THE EXERCISE
Spot every line with the word "interface" and return it.

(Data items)
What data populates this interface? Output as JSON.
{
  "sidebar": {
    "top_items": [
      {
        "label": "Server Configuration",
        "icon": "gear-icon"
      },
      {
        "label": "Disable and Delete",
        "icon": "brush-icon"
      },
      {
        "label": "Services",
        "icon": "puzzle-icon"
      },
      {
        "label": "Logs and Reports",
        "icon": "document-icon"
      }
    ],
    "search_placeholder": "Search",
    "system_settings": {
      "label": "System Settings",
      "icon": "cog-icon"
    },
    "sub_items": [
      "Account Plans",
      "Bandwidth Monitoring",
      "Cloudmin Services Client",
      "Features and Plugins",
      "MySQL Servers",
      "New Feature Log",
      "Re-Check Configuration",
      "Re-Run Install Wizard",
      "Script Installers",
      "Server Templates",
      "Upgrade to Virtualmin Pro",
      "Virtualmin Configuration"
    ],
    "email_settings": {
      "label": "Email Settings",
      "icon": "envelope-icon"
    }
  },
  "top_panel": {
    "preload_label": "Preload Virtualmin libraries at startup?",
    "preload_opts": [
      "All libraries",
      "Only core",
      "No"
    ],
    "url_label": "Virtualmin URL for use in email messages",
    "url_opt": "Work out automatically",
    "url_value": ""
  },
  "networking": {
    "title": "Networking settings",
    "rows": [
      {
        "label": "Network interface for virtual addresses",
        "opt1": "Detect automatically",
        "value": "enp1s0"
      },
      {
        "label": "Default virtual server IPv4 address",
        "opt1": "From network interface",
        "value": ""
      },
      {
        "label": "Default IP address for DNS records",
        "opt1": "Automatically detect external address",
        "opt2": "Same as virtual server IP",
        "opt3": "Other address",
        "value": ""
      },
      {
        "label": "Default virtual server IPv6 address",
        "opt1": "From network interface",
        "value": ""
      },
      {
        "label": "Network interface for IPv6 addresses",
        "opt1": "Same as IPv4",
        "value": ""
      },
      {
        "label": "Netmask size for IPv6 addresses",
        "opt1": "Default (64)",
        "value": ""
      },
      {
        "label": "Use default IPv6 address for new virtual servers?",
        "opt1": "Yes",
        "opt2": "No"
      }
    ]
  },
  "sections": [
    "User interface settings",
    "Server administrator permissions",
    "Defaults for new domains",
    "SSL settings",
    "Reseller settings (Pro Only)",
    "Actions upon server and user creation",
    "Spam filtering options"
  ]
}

WRITTEN SOLUTION
What data populates this interface? Output as JSON.
        "label": "Network interface for virtual addresses",
        "opt1": "From network interface",
        "opt1": "From network interface",
        "label": "Network interface for IPv6 addresses",
    "User interface settings",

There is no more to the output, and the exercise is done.